▶ _EXERCISE GOAL_: Pull out every line of the listing below where "xlabel" appears.

[Data tied to figure images]
......

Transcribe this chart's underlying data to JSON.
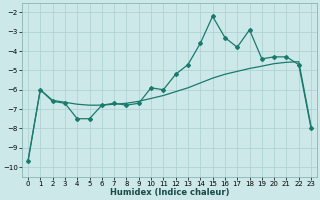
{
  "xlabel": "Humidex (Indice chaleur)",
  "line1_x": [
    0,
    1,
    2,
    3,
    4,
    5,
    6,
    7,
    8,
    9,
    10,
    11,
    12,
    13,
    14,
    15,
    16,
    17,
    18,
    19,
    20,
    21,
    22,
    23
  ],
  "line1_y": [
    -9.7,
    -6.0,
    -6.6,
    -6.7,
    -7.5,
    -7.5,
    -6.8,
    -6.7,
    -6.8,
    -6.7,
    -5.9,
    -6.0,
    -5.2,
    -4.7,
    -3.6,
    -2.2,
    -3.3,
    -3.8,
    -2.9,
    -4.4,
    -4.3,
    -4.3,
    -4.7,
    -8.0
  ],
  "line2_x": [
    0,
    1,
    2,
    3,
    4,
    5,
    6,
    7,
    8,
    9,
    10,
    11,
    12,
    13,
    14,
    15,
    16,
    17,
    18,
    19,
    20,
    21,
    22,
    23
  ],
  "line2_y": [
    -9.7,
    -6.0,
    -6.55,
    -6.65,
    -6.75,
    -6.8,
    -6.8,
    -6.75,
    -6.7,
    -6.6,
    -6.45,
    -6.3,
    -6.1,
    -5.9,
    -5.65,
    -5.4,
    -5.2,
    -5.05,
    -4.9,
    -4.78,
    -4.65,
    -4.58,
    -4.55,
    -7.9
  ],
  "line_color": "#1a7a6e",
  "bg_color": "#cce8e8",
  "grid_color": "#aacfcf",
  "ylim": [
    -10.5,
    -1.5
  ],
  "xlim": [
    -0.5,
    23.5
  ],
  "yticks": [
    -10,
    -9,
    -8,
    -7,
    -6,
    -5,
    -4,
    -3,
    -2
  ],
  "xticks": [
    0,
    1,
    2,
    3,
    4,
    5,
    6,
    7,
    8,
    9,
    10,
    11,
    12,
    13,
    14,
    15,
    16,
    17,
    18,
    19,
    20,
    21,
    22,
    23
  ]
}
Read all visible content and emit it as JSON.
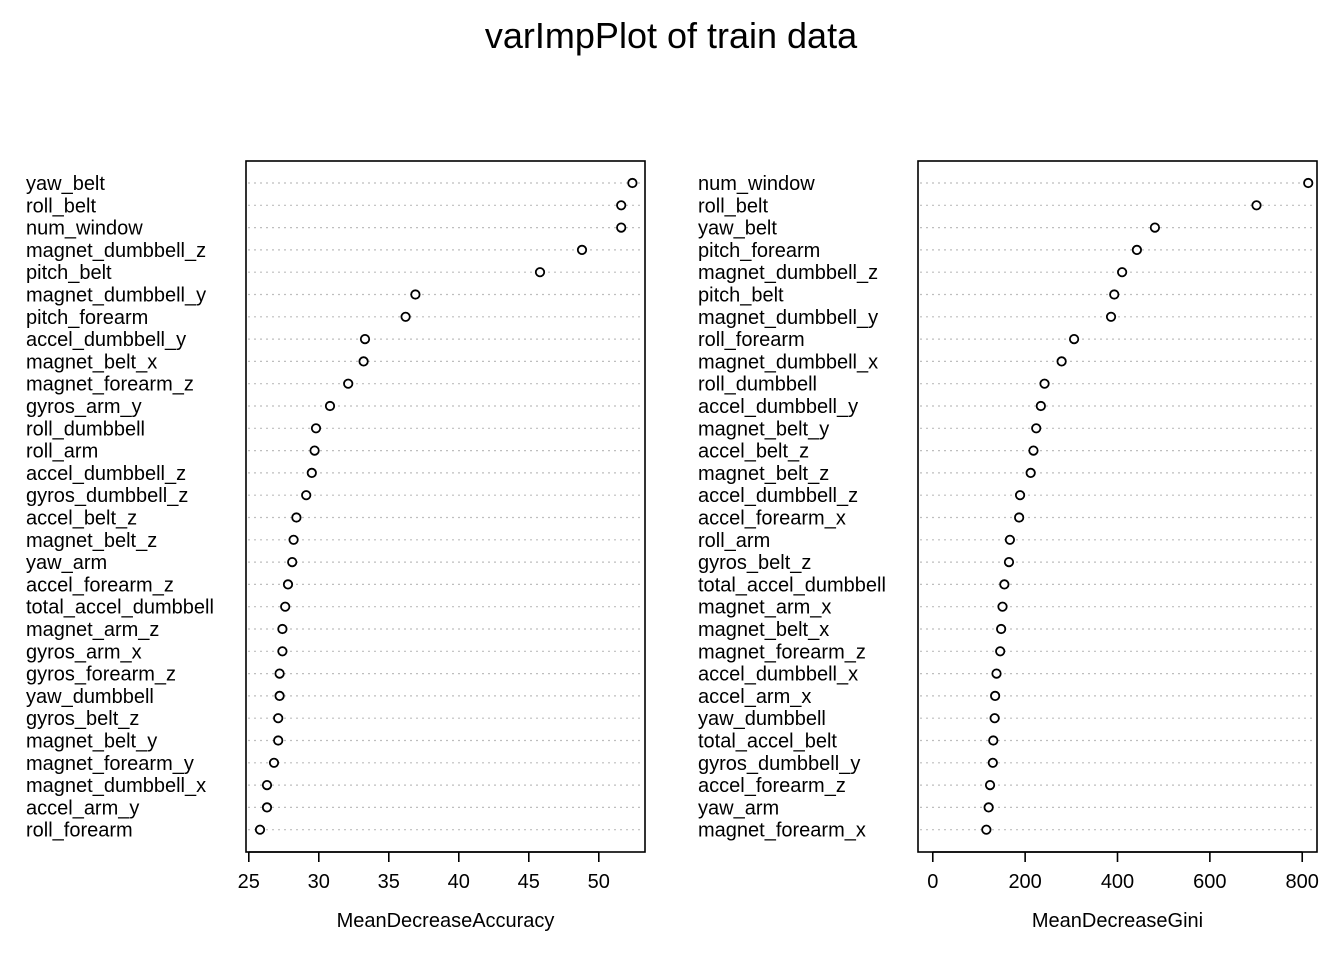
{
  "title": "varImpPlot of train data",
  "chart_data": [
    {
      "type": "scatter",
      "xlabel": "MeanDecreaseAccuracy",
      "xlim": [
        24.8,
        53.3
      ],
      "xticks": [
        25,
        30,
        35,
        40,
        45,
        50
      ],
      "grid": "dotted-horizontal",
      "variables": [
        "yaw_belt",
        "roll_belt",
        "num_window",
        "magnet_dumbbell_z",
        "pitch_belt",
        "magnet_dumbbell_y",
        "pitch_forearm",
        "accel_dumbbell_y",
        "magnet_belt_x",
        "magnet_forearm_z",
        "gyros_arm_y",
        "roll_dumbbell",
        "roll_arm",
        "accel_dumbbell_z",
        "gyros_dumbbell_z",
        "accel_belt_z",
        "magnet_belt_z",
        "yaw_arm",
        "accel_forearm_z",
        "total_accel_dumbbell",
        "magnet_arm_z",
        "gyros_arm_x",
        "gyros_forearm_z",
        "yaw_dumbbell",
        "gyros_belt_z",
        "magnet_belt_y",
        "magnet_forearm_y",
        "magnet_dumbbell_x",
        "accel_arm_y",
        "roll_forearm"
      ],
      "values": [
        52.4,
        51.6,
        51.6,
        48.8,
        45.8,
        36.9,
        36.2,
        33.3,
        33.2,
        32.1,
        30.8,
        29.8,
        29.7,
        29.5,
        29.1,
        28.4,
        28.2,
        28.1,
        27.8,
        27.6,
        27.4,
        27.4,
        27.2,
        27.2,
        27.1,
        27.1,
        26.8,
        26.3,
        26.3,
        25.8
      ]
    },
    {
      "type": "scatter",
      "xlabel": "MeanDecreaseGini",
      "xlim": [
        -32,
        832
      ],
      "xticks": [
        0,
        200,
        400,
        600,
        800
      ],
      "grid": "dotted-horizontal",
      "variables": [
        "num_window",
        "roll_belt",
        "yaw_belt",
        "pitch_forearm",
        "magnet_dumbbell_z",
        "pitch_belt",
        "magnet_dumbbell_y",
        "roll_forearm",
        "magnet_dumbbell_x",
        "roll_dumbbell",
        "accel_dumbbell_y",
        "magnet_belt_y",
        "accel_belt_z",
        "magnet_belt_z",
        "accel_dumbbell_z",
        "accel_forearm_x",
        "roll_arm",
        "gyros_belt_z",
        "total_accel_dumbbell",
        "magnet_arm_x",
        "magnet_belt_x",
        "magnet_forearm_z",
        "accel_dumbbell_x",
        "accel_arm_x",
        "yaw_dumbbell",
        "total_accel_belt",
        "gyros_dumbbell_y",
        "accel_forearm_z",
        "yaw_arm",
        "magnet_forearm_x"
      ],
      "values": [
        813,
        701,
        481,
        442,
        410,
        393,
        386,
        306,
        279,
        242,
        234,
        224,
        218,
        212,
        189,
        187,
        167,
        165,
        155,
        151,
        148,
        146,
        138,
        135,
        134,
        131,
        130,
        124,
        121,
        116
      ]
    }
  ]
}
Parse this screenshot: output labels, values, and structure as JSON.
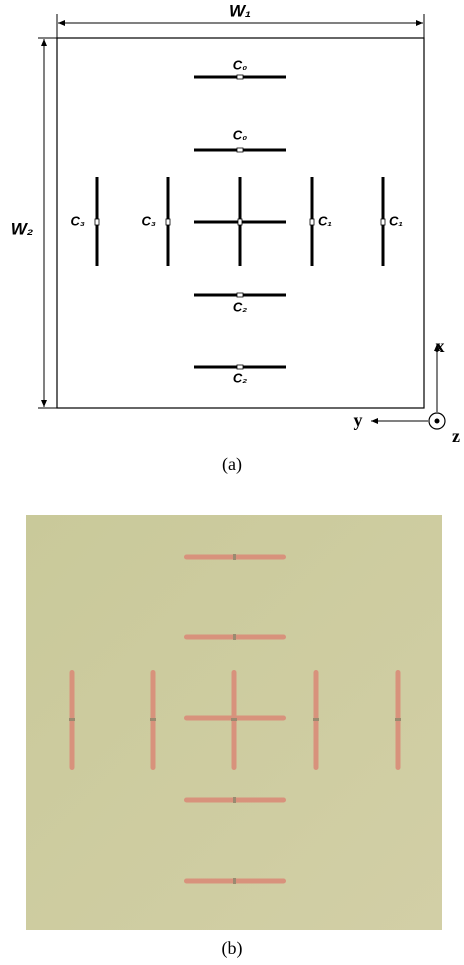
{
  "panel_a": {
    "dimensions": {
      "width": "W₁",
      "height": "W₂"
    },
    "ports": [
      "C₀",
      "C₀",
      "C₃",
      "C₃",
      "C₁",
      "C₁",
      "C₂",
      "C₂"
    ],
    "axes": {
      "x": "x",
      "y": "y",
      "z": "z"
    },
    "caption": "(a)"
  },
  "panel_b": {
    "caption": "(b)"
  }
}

......

▶ _RESPONSE_:
  "xlabel": "Humidex (Indice chaleur)",
      "xlabel": "MeanDecreaseAccuracy",
      "xlabel": "MeanDecreaseGini",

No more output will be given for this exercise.